::: Data shown :::

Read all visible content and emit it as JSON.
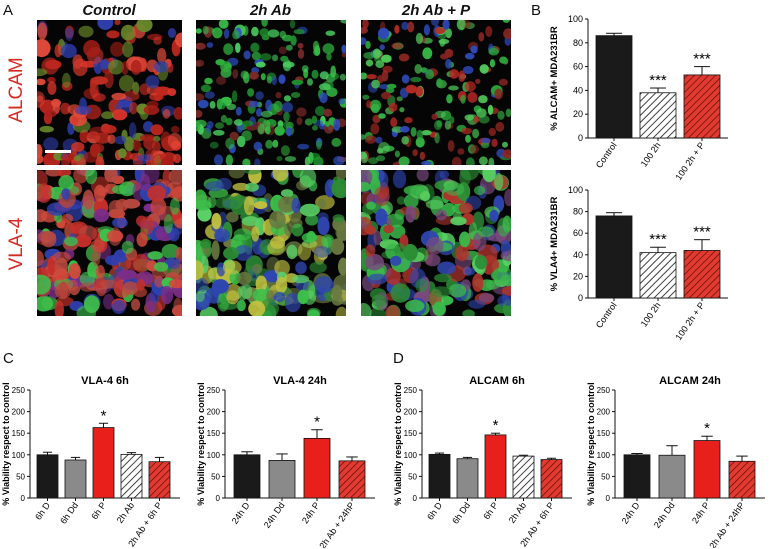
{
  "panels": {
    "a": "A",
    "b": "B",
    "c": "C",
    "d": "D"
  },
  "columns": [
    "Control",
    "2h Ab",
    "2h Ab + P"
  ],
  "rows": [
    "ALCAM",
    "VLA-4"
  ],
  "chart_data": [
    {
      "id": "b1",
      "type": "bar",
      "ylabel": "% ALCAM+ MDA231BR",
      "categories": [
        "Control",
        "100 2h",
        "100 2h + P"
      ],
      "values": [
        86,
        38,
        53
      ],
      "errors": [
        2,
        4,
        7
      ],
      "sig": [
        "",
        "***",
        "***"
      ],
      "ylim": [
        0,
        100
      ],
      "yticks": [
        0,
        20,
        40,
        60,
        80,
        100
      ],
      "fills": [
        "solid-black",
        "hatch-white",
        "hatch-red"
      ]
    },
    {
      "id": "b2",
      "type": "bar",
      "ylabel": "% VLA4+ MDA231BR",
      "categories": [
        "Control",
        "100 2h",
        "100 2h + P"
      ],
      "values": [
        76,
        42,
        44
      ],
      "errors": [
        3,
        5,
        10
      ],
      "sig": [
        "",
        "***",
        "***"
      ],
      "ylim": [
        0,
        100
      ],
      "yticks": [
        0,
        20,
        40,
        60,
        80,
        100
      ],
      "fills": [
        "solid-black",
        "hatch-white",
        "hatch-red"
      ]
    },
    {
      "id": "c1",
      "type": "bar",
      "title": "VLA-4 6h",
      "ylabel": "% Viability respect to control",
      "categories": [
        "6h D",
        "6h Dd",
        "6h P",
        "2h Ab",
        "2h Ab + 6h P"
      ],
      "values": [
        100,
        88,
        163,
        101,
        84
      ],
      "errors": [
        6,
        6,
        10,
        4,
        10
      ],
      "sig": [
        "",
        "",
        "*",
        "",
        ""
      ],
      "ylim": [
        0,
        250
      ],
      "yticks": [
        0,
        50,
        100,
        150,
        200,
        250
      ],
      "fills": [
        "solid-black",
        "solid-gray",
        "solid-red",
        "hatch-white",
        "hatch-red"
      ]
    },
    {
      "id": "c2",
      "type": "bar",
      "title": "VLA-4 24h",
      "ylabel": "% Viability respect to control",
      "categories": [
        "24h D",
        "24h Dd",
        "24h P",
        "2h Ab + 24hP"
      ],
      "values": [
        100,
        87,
        138,
        86
      ],
      "errors": [
        7,
        15,
        20,
        9
      ],
      "sig": [
        "",
        "",
        "*",
        ""
      ],
      "ylim": [
        0,
        250
      ],
      "yticks": [
        0,
        50,
        100,
        150,
        200,
        250
      ],
      "fills": [
        "solid-black",
        "solid-gray",
        "solid-red",
        "hatch-red"
      ]
    },
    {
      "id": "d1",
      "type": "bar",
      "title": "ALCAM 6h",
      "ylabel": "% Viability respect to control",
      "categories": [
        "6h D",
        "6h Dd",
        "6h P",
        "2h Ab",
        "2h Ab + 6h P"
      ],
      "values": [
        101,
        91,
        146,
        97,
        89
      ],
      "errors": [
        3,
        3,
        4,
        2,
        3
      ],
      "sig": [
        "",
        "",
        "*",
        "",
        ""
      ],
      "ylim": [
        0,
        250
      ],
      "yticks": [
        0,
        50,
        100,
        150,
        200,
        250
      ],
      "fills": [
        "solid-black",
        "solid-gray",
        "solid-red",
        "hatch-white",
        "hatch-red"
      ]
    },
    {
      "id": "d2",
      "type": "bar",
      "title": "ALCAM 24h",
      "ylabel": "% Viability respect to control",
      "categories": [
        "24h D",
        "24h Dd",
        "24h P",
        "2h Ab + 24hP"
      ],
      "values": [
        100,
        99,
        133,
        85
      ],
      "errors": [
        3,
        22,
        10,
        12
      ],
      "sig": [
        "",
        "",
        "*",
        ""
      ],
      "ylim": [
        0,
        250
      ],
      "yticks": [
        0,
        50,
        100,
        150,
        200,
        250
      ],
      "fills": [
        "solid-black",
        "solid-gray",
        "solid-red",
        "hatch-red"
      ]
    }
  ]
}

:::

Your goal —
Output all the records, word for word, with no pictures in the copy.

Result —
Read all visible content and emit it as JSON.
{
  "panels": {
    "a": "A",
    "b": "B",
    "c": "C",
    "d": "D"
  },
  "columns": [
    "Control",
    "2h Ab",
    "2h Ab + P"
  ],
  "rows": [
    "ALCAM",
    "VLA-4"
  ],
  "chart_data": [
    {
      "id": "b1",
      "type": "bar",
      "ylabel": "% ALCAM+ MDA231BR",
      "categories": [
        "Control",
        "100 2h",
        "100 2h + P"
      ],
      "values": [
        86,
        38,
        53
      ],
      "errors": [
        2,
        4,
        7
      ],
      "sig": [
        "",
        "***",
        "***"
      ],
      "ylim": [
        0,
        100
      ],
      "yticks": [
        0,
        20,
        40,
        60,
        80,
        100
      ],
      "fills": [
        "solid-black",
        "hatch-white",
        "hatch-red"
      ]
    },
    {
      "id": "b2",
      "type": "bar",
      "ylabel": "% VLA4+ MDA231BR",
      "categories": [
        "Control",
        "100 2h",
        "100 2h + P"
      ],
      "values": [
        76,
        42,
        44
      ],
      "errors": [
        3,
        5,
        10
      ],
      "sig": [
        "",
        "***",
        "***"
      ],
      "ylim": [
        0,
        100
      ],
      "yticks": [
        0,
        20,
        40,
        60,
        80,
        100
      ],
      "fills": [
        "solid-black",
        "hatch-white",
        "hatch-red"
      ]
    },
    {
      "id": "c1",
      "type": "bar",
      "title": "VLA-4 6h",
      "ylabel": "% Viability respect to control",
      "categories": [
        "6h D",
        "6h Dd",
        "6h P",
        "2h Ab",
        "2h Ab + 6h P"
      ],
      "values": [
        100,
        88,
        163,
        101,
        84
      ],
      "errors": [
        6,
        6,
        10,
        4,
        10
      ],
      "sig": [
        "",
        "",
        "*",
        "",
        ""
      ],
      "ylim": [
        0,
        250
      ],
      "yticks": [
        0,
        50,
        100,
        150,
        200,
        250
      ],
      "fills": [
        "solid-black",
        "solid-gray",
        "solid-red",
        "hatch-white",
        "hatch-red"
      ]
    },
    {
      "id": "c2",
      "type": "bar",
      "title": "VLA-4 24h",
      "ylabel": "% Viability respect to control",
      "categories": [
        "24h D",
        "24h Dd",
        "24h P",
        "2h Ab + 24hP"
      ],
      "values": [
        100,
        87,
        138,
        86
      ],
      "errors": [
        7,
        15,
        20,
        9
      ],
      "sig": [
        "",
        "",
        "*",
        ""
      ],
      "ylim": [
        0,
        250
      ],
      "yticks": [
        0,
        50,
        100,
        150,
        200,
        250
      ],
      "fills": [
        "solid-black",
        "solid-gray",
        "solid-red",
        "hatch-red"
      ]
    },
    {
      "id": "d1",
      "type": "bar",
      "title": "ALCAM 6h",
      "ylabel": "% Viability respect to control",
      "categories": [
        "6h D",
        "6h Dd",
        "6h P",
        "2h Ab",
        "2h Ab + 6h P"
      ],
      "values": [
        101,
        91,
        146,
        97,
        89
      ],
      "errors": [
        3,
        3,
        4,
        2,
        3
      ],
      "sig": [
        "",
        "",
        "*",
        "",
        ""
      ],
      "ylim": [
        0,
        250
      ],
      "yticks": [
        0,
        50,
        100,
        150,
        200,
        250
      ],
      "fills": [
        "solid-black",
        "solid-gray",
        "solid-red",
        "hatch-white",
        "hatch-red"
      ]
    },
    {
      "id": "d2",
      "type": "bar",
      "title": "ALCAM 24h",
      "ylabel": "% Viability respect to control",
      "categories": [
        "24h D",
        "24h Dd",
        "24h P",
        "2h Ab + 24hP"
      ],
      "values": [
        100,
        99,
        133,
        85
      ],
      "errors": [
        3,
        22,
        10,
        12
      ],
      "sig": [
        "",
        "",
        "*",
        ""
      ],
      "ylim": [
        0,
        250
      ],
      "yticks": [
        0,
        50,
        100,
        150,
        200,
        250
      ],
      "fills": [
        "solid-black",
        "solid-gray",
        "solid-red",
        "hatch-red"
      ]
    }
  ]
}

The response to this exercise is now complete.